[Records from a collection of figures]
>>>
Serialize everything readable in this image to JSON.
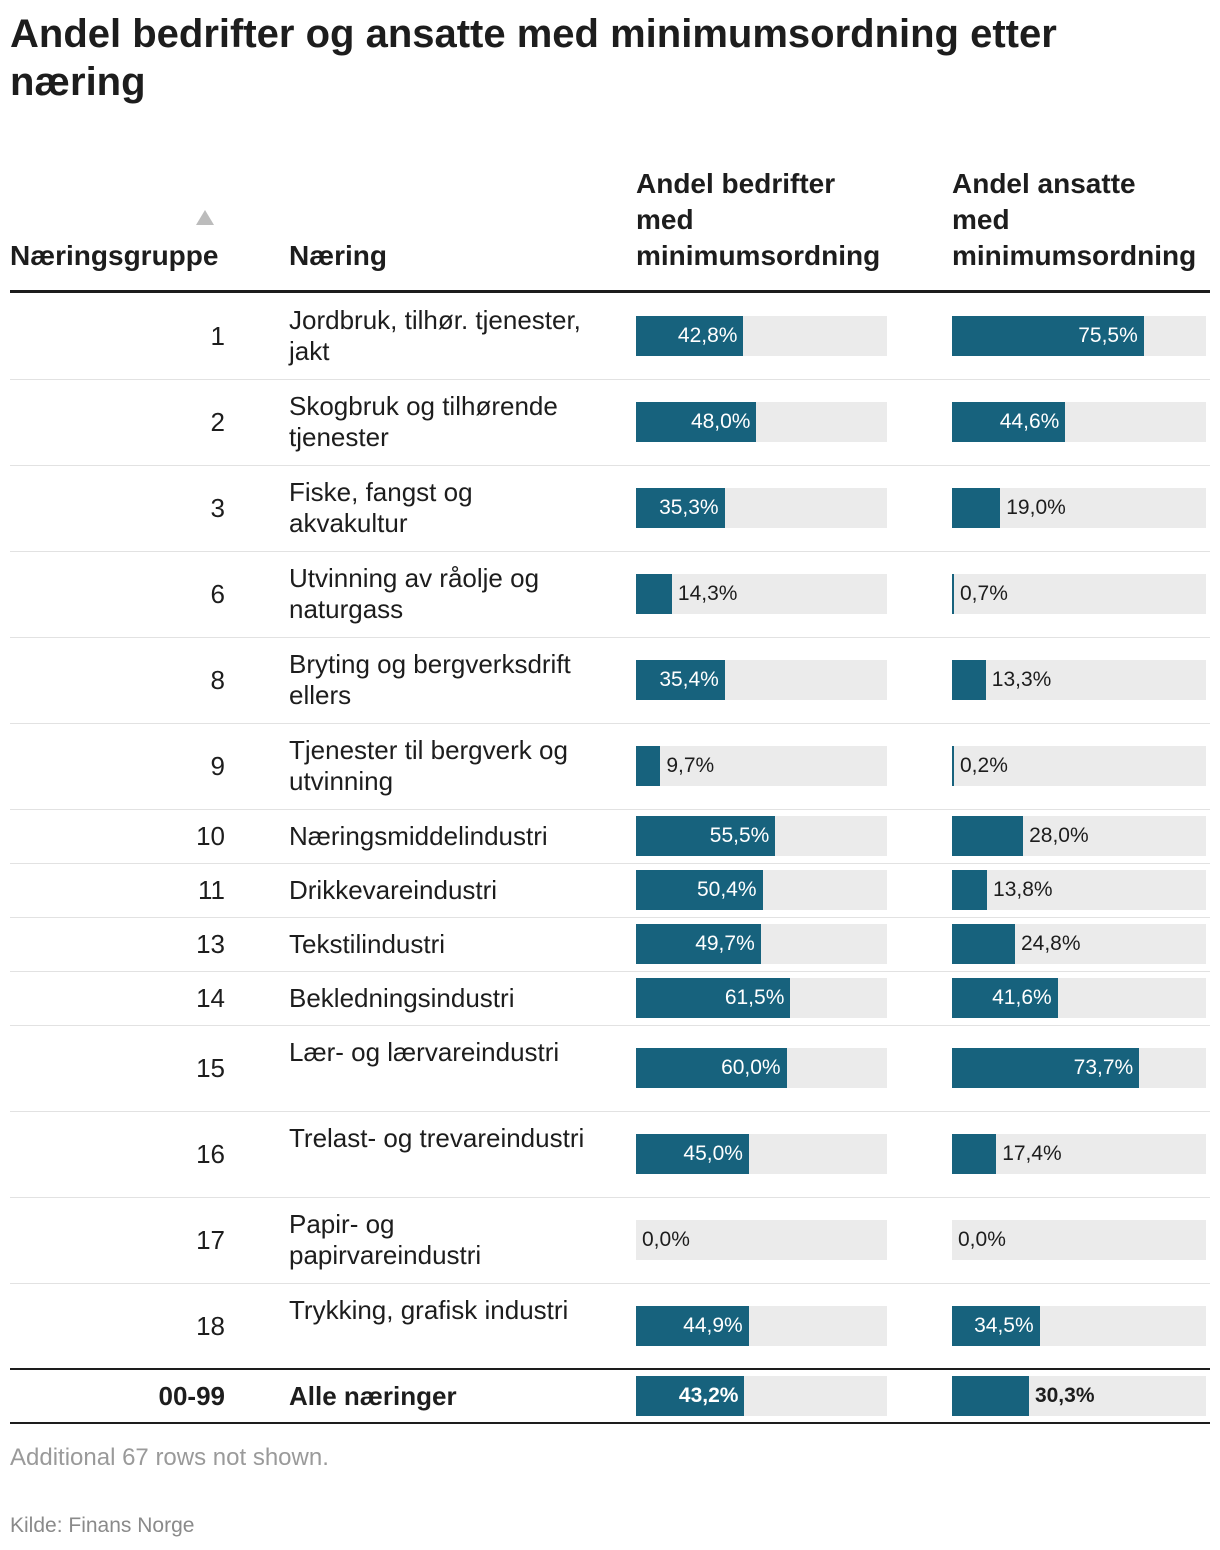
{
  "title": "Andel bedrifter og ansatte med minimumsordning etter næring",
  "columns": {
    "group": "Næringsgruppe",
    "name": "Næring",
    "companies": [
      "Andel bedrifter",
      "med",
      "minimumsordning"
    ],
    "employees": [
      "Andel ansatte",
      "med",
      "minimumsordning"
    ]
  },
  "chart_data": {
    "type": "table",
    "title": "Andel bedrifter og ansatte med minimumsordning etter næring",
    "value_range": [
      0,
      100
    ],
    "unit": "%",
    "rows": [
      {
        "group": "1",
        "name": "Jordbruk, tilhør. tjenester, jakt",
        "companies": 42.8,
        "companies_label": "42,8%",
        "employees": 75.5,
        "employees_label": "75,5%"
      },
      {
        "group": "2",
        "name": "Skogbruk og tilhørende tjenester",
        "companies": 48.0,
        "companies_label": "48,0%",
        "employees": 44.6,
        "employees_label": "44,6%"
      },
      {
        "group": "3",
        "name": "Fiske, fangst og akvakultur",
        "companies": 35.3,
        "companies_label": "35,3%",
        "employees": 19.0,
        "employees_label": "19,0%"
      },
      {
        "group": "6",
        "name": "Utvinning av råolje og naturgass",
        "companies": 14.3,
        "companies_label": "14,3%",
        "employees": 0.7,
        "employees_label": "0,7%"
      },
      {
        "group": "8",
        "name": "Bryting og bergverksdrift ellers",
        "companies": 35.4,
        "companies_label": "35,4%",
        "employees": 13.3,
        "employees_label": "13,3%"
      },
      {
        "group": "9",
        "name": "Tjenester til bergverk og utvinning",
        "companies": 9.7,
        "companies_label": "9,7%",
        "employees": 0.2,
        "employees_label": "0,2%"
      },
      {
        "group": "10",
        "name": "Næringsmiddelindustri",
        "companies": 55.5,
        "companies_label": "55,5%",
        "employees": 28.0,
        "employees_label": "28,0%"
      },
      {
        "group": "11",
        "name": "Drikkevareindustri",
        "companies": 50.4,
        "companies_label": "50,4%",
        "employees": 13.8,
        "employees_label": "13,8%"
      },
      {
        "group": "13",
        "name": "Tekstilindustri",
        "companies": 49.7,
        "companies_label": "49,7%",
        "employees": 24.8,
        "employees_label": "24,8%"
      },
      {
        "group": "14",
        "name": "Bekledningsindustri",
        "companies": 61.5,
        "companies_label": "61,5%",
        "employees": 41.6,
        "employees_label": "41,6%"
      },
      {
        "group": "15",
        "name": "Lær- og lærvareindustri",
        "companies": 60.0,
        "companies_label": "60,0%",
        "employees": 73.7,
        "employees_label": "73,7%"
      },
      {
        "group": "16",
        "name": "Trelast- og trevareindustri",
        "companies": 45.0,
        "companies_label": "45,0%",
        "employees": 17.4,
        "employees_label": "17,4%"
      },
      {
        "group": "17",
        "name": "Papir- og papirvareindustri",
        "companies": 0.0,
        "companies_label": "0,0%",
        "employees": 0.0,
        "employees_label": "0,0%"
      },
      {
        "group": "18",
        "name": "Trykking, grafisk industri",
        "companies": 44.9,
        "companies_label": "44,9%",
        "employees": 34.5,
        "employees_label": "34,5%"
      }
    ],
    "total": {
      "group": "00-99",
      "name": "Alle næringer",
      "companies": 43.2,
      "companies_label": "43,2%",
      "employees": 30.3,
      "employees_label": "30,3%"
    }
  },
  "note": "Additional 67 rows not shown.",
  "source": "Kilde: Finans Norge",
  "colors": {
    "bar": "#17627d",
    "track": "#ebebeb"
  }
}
<<<
» GIVEN REQUEST
Omit every image. Quote each record exactly.

» COMPLETE ANSWER
Serialize everything readable in this image to JSON.
{
  "title": "Andel bedrifter og ansatte med minimumsordning etter næring",
  "columns": {
    "group": "Næringsgruppe",
    "name": "Næring",
    "companies": [
      "Andel bedrifter",
      "med",
      "minimumsordning"
    ],
    "employees": [
      "Andel ansatte",
      "med",
      "minimumsordning"
    ]
  },
  "chart_data": {
    "type": "table",
    "title": "Andel bedrifter og ansatte med minimumsordning etter næring",
    "value_range": [
      0,
      100
    ],
    "unit": "%",
    "rows": [
      {
        "group": "1",
        "name": "Jordbruk, tilhør. tjenester, jakt",
        "companies": 42.8,
        "companies_label": "42,8%",
        "employees": 75.5,
        "employees_label": "75,5%"
      },
      {
        "group": "2",
        "name": "Skogbruk og tilhørende tjenester",
        "companies": 48.0,
        "companies_label": "48,0%",
        "employees": 44.6,
        "employees_label": "44,6%"
      },
      {
        "group": "3",
        "name": "Fiske, fangst og akvakultur",
        "companies": 35.3,
        "companies_label": "35,3%",
        "employees": 19.0,
        "employees_label": "19,0%"
      },
      {
        "group": "6",
        "name": "Utvinning av råolje og naturgass",
        "companies": 14.3,
        "companies_label": "14,3%",
        "employees": 0.7,
        "employees_label": "0,7%"
      },
      {
        "group": "8",
        "name": "Bryting og bergverksdrift ellers",
        "companies": 35.4,
        "companies_label": "35,4%",
        "employees": 13.3,
        "employees_label": "13,3%"
      },
      {
        "group": "9",
        "name": "Tjenester til bergverk og utvinning",
        "companies": 9.7,
        "companies_label": "9,7%",
        "employees": 0.2,
        "employees_label": "0,2%"
      },
      {
        "group": "10",
        "name": "Næringsmiddelindustri",
        "companies": 55.5,
        "companies_label": "55,5%",
        "employees": 28.0,
        "employees_label": "28,0%"
      },
      {
        "group": "11",
        "name": "Drikkevareindustri",
        "companies": 50.4,
        "companies_label": "50,4%",
        "employees": 13.8,
        "employees_label": "13,8%"
      },
      {
        "group": "13",
        "name": "Tekstilindustri",
        "companies": 49.7,
        "companies_label": "49,7%",
        "employees": 24.8,
        "employees_label": "24,8%"
      },
      {
        "group": "14",
        "name": "Bekledningsindustri",
        "companies": 61.5,
        "companies_label": "61,5%",
        "employees": 41.6,
        "employees_label": "41,6%"
      },
      {
        "group": "15",
        "name": "Lær- og lærvareindustri",
        "companies": 60.0,
        "companies_label": "60,0%",
        "employees": 73.7,
        "employees_label": "73,7%"
      },
      {
        "group": "16",
        "name": "Trelast- og trevareindustri",
        "companies": 45.0,
        "companies_label": "45,0%",
        "employees": 17.4,
        "employees_label": "17,4%"
      },
      {
        "group": "17",
        "name": "Papir- og papirvareindustri",
        "companies": 0.0,
        "companies_label": "0,0%",
        "employees": 0.0,
        "employees_label": "0,0%"
      },
      {
        "group": "18",
        "name": "Trykking, grafisk industri",
        "companies": 44.9,
        "companies_label": "44,9%",
        "employees": 34.5,
        "employees_label": "34,5%"
      }
    ],
    "total": {
      "group": "00-99",
      "name": "Alle næringer",
      "companies": 43.2,
      "companies_label": "43,2%",
      "employees": 30.3,
      "employees_label": "30,3%"
    }
  },
  "note": "Additional 67 rows not shown.",
  "source": "Kilde: Finans Norge",
  "colors": {
    "bar": "#17627d",
    "track": "#ebebeb"
  }
}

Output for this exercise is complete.